━━ Provided data ━━

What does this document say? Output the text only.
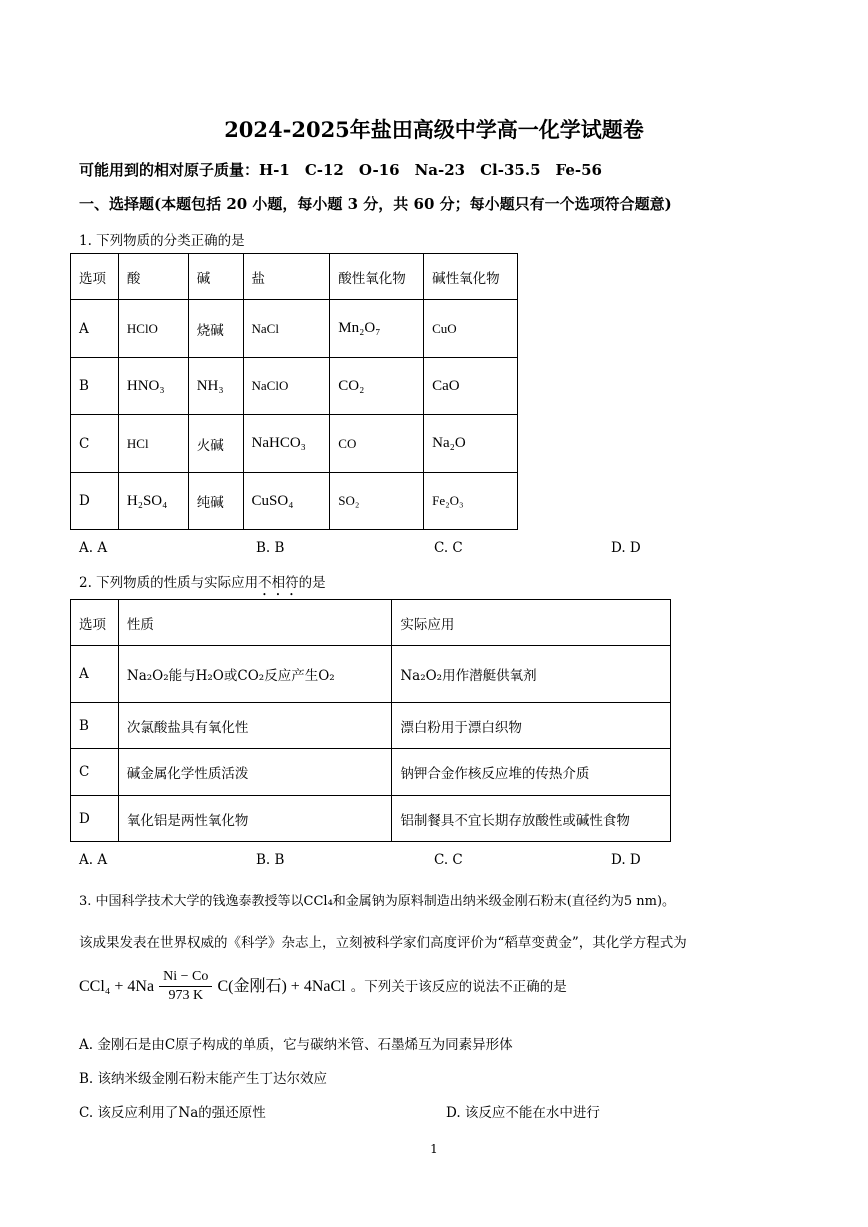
2024-2025年盐田高级中学高一化学试题卷
可能用到的相对原子质量：H-1　C-12　O-16　Na-23　Cl-35.5　Fe-56
一、选择题(本题包括 20 小题，每小题 3 分，共 60 分；每小题只有一个选项符合题意)
1. 下列物质的分类正确的是
选项	酸	碱	盐	酸性氧化物	碱性氧化物
A	HClO	烧碱	NaCl	Mn₂O₇	CuO
B	HNO₃	NH₃	NaClO	CO₂	CaO
C	HCl	火碱	NaHCO₃	CO	Na₂O
D	H₂SO₄	纯碱	CuSO₄	SO₂	Fe₂O₃
A. A	B. B	C. C	D. D
2. 下列物质的性质与实际应用不相符的是
选项	性质	实际应用
A	Na₂O₂能与H₂O或CO₂反应产生O₂	Na₂O₂用作潜艇供氧剂
B	次氯酸盐具有氧化性	漂白粉用于漂白织物
C	碱金属化学性质活泼	钠钾合金作核反应堆的传热介质
D	氧化铝是两性氧化物	铝制餐具不宜长期存放酸性或碱性食物
A. A	B. B	C. C	D. D
3. 中国科学技术大学的钱逸泰教授等以CCl₄和金属钠为原料制造出纳米级金刚石粉末(直径约为5 nm)。
该成果发表在世界权威的《科学》杂志上，立刻被科学家们高度评价为“稻草变黄金”，其化学方程式为
$CCl_4 + 4Na \frac{Ni - Co}{973 K} C$(金刚石) + 4NaCl 。下列关于该反应的说法不正确的是
A. 金刚石是由C原子构成的单质，它与碳纳米管、石墨烯互为同素异形体
B. 该纳米级金刚石粉末能产生丁达尔效应
C. 该反应利用了Na的强还原性	D. 该反应不能在水中进行
1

━━━

● **Problem**:
Every record above should be written out again exactly; the pictures stay out of the copy.

● **Expected answer**:
What does this document say? Output the text only.
2024-2025年盐田高级中学高一化学试题卷
可能用到的相对原子质量：H-1　C-12　O-16　Na-23　Cl-35.5　Fe-56
一、选择题(本题包括 20 小题，每小题 3 分，共 60 分；每小题只有一个选项符合题意)
1. 下列物质的分类正确的是
选项	酸	碱	盐	酸性氧化物	碱性氧化物
A	HClO	烧碱	NaCl	Mn₂O₇	CuO
B	HNO₃	NH₃	NaClO	CO₂	CaO
C	HCl	火碱	NaHCO₃	CO	Na₂O
D	H₂SO₄	纯碱	CuSO₄	SO₂	Fe₂O₃
A. A	B. B	C. C	D. D
2. 下列物质的性质与实际应用不相符的是
选项	性质	实际应用
A	Na₂O₂能与H₂O或CO₂反应产生O₂	Na₂O₂用作潜艇供氧剂
B	次氯酸盐具有氧化性	漂白粉用于漂白织物
C	碱金属化学性质活泼	钠钾合金作核反应堆的传热介质
D	氧化铝是两性氧化物	铝制餐具不宜长期存放酸性或碱性食物
A. A	B. B	C. C	D. D
3. 中国科学技术大学的钱逸泰教授等以CCl₄和金属钠为原料制造出纳米级金刚石粉末(直径约为5 nm)。
该成果发表在世界权威的《科学》杂志上，立刻被科学家们高度评价为“稻草变黄金”，其化学方程式为
$CCl_4 + 4Na \frac{Ni - Co}{973 K} C$(金刚石) + 4NaCl 。下列关于该反应的说法不正确的是
A. 金刚石是由C原子构成的单质，它与碳纳米管、石墨烯互为同素异形体
B. 该纳米级金刚石粉末能产生丁达尔效应
C. 该反应利用了Na的强还原性	D. 该反应不能在水中进行
1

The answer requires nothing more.